なぜ外壁剥落事故は繰り返されるのか? - FM視点で考える
土地の工作物たるもの、安全なものでなくてはなりません。
例えば、人が多数集まるような商業施設や複合施設、公共建築物など、このような建築物が簡単に倒壊したり、外壁や付帯物などが落下したりと、もし、そのようなことがあったらと考えるだけでも「とんでもないこと」であるのは誰しも想像に難いと思います。
だから、「土地の工作物たるもの」は、びくともしないほどに、完全に土地に固着し、安全なものでなければならないわけであります。
しかし、「この世のもの、すべて時間経過とともに劣化し、最後は滅するもの」
この自然の法則により建築物が劣化していくのは必然であります。
そして、劣化剥離した外壁を放置すれば、ゆくゆくそれが事故につながるのも必然であります。
ですので、建築物を安全で良好な状態で長期維持するには定期的な修繕が必要となるわけであります。
しかし、この修繕をすべきタイミングというのは、故障物理の法則によれば、ある程度の目安(初期故障期、経年故障期など)はあるものの、その建築物の立地環境や使用の状況による損耗の程度等によっても劣化の進行が左右され、一体いつ、どのタイミングで、事故が生じてしまうのか?というのは誰も予見ができず、事故発生のタイミングは偶然であるわけです。
このような偶然性による不測の事故を未然に防ぐためにも、定期的に、建築物の状態を、予防的見地で、診断実施するのが重要となってきます(予防保全)。
しかし、この定期的な診断・修繕を怠ったことにより、公共に影響を及ぼした残念な事故が最近ニュースで話題となりました。
・読売新聞オンライン記事
・株式会社テックビルケア様コラム
この事故については、どうやら長きにわたり未修繕であって、このような事故がいずれ起こることは予見できたと推察されます。

> **課題の概要**:
外壁剥落事故を扱った本文の続きを、最後の文の後から書いてもらえますか? これらの項目は、本文とは別の出典から取られたものです。

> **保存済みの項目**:
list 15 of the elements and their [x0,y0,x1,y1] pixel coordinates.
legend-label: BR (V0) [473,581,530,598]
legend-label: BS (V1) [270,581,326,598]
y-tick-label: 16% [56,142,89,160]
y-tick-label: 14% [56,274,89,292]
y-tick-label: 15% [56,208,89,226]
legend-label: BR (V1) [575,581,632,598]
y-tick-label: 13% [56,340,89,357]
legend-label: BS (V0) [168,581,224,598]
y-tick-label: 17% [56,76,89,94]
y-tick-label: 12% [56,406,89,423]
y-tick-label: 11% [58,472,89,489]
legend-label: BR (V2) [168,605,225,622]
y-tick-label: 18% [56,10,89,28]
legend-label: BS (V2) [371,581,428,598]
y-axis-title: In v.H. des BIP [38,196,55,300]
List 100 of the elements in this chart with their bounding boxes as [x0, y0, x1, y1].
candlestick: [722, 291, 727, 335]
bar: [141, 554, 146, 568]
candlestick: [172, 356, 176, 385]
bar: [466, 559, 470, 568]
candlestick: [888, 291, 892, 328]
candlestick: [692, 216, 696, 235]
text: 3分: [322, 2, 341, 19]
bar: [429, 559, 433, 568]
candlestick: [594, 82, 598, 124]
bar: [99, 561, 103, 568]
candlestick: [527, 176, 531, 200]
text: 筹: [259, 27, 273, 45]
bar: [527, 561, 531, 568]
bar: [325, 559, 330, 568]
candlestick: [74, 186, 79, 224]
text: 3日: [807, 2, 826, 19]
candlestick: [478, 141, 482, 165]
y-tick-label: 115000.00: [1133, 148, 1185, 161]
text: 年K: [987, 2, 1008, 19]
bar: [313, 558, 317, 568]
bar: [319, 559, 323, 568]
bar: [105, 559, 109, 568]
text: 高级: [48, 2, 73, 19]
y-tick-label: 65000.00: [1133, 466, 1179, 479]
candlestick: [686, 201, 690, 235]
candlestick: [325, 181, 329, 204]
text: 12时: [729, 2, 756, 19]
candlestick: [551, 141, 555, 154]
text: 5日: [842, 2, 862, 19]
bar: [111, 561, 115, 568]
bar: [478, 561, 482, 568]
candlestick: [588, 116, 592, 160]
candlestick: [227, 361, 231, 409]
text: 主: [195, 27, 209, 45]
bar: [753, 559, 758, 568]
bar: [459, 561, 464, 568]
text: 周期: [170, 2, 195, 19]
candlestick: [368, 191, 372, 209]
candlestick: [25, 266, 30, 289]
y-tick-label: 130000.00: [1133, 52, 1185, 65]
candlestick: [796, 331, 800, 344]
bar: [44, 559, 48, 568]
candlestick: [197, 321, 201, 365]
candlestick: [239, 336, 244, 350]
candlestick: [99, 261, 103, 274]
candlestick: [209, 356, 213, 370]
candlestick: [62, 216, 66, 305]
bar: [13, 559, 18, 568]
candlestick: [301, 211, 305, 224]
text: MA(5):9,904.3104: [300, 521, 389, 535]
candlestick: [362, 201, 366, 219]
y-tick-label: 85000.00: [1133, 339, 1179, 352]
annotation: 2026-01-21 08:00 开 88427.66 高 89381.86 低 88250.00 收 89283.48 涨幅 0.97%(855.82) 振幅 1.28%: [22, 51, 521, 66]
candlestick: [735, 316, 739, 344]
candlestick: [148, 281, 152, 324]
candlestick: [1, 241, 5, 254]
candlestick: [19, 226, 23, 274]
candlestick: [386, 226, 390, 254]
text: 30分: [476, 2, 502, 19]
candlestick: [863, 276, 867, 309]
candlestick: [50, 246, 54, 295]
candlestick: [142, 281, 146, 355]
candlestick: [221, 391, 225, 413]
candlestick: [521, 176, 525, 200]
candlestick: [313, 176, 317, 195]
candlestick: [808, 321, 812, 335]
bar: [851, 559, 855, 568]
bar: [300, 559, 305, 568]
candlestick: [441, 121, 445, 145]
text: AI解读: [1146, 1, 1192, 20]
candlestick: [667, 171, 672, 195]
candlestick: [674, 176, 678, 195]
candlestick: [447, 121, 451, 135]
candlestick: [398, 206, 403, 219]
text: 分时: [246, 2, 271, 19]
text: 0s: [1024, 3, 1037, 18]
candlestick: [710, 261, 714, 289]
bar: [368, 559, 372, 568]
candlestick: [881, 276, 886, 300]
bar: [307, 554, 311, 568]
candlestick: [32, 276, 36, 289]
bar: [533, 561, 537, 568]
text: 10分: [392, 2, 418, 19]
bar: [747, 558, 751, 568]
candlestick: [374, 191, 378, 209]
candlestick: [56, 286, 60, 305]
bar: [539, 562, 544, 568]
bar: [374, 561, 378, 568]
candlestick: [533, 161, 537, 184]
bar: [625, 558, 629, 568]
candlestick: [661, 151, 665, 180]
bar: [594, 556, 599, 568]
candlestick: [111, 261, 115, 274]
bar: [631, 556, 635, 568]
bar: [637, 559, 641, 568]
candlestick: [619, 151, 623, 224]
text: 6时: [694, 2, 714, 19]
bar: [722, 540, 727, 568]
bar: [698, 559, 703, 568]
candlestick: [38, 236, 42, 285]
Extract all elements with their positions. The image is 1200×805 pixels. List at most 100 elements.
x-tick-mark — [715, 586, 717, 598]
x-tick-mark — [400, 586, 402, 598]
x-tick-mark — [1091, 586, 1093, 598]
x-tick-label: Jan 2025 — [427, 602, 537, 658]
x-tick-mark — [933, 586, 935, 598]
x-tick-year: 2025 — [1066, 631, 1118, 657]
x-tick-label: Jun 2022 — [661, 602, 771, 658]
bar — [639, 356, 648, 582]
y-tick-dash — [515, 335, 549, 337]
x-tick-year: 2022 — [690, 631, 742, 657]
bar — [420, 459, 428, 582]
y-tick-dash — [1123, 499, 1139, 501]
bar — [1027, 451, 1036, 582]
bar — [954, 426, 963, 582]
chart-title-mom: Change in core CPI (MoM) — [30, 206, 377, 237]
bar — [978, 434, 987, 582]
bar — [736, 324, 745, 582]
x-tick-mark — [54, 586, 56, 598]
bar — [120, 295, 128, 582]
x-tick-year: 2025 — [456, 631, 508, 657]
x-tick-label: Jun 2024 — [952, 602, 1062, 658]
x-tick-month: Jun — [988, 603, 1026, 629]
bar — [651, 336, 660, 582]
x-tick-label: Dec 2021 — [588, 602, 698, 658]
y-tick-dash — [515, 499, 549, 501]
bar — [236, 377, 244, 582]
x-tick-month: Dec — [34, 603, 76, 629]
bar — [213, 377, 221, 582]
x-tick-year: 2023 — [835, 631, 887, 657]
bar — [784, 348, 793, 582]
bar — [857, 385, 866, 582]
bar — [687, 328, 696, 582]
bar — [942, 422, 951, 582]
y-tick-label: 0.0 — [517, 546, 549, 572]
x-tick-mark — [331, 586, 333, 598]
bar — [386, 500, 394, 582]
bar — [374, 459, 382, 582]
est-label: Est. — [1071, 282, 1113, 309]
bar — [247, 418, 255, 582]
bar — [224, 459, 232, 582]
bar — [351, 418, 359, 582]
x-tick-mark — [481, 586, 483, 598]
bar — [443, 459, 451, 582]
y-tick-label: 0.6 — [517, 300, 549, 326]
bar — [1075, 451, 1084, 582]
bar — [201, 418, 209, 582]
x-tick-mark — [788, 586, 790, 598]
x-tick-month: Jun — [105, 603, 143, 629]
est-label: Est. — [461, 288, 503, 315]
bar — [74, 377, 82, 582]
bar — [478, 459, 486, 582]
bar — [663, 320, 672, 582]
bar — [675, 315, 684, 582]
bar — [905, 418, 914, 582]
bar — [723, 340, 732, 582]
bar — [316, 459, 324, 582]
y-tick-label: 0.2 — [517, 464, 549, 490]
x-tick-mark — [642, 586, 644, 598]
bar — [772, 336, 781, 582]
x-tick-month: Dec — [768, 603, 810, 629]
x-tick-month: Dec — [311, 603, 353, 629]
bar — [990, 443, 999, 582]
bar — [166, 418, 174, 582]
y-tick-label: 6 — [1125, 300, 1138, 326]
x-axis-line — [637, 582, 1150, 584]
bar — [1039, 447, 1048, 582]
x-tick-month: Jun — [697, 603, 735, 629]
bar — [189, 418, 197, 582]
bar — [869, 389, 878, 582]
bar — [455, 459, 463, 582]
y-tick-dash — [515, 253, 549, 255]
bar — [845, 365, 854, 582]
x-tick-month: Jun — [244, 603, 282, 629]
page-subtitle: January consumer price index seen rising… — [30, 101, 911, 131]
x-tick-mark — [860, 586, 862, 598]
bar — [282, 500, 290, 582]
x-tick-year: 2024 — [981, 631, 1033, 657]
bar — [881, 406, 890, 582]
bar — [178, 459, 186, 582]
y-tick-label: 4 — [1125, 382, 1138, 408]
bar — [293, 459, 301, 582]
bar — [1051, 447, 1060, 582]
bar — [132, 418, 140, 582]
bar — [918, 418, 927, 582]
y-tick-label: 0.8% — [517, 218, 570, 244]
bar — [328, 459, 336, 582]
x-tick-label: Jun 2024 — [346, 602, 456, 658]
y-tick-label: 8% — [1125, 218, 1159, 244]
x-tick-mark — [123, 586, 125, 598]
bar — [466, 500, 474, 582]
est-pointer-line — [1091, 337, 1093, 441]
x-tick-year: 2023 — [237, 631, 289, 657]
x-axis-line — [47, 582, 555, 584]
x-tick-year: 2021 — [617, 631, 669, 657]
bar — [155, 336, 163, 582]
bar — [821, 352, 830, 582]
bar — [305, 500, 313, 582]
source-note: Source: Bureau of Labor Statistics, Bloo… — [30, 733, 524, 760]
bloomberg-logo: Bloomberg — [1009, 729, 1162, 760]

> **課題の出力**:
以前より、平成元年には北九州市の高層住宅で外壁タイルが剥落落下し、2名の方が亡くなる事故や、その後も平成17年に東京都中央区で発生した事故等が契機となり、「剥落による災害防止のためのタイル外壁、モルタル塗り外壁診断指針」が制定され、BELCA(公益社団法人ロングライフビル推進協会)が「予防保全」について普及活動をしておられますし、また、建築基準法第12条にかかる定期報告制度も見直され、規制も設けられております。
にもかかわらず、なぜ、このような事故が繰り返されるのか?
特に、一般的な民間オーナーは「今」・「お金」=「家計」の傾向が強いのではないかと考えます。
中にはしっかりと自身の建築物を「資産」として捉え、経営を取り入れて「会計的な見地」で、長期視点で、計画的な維持管理をなさっているオーナーさんもたくさんおられますが、長期維持による恩恵よりも「何かあってから修繕すればよい」というような意識の方が多いのは事実です。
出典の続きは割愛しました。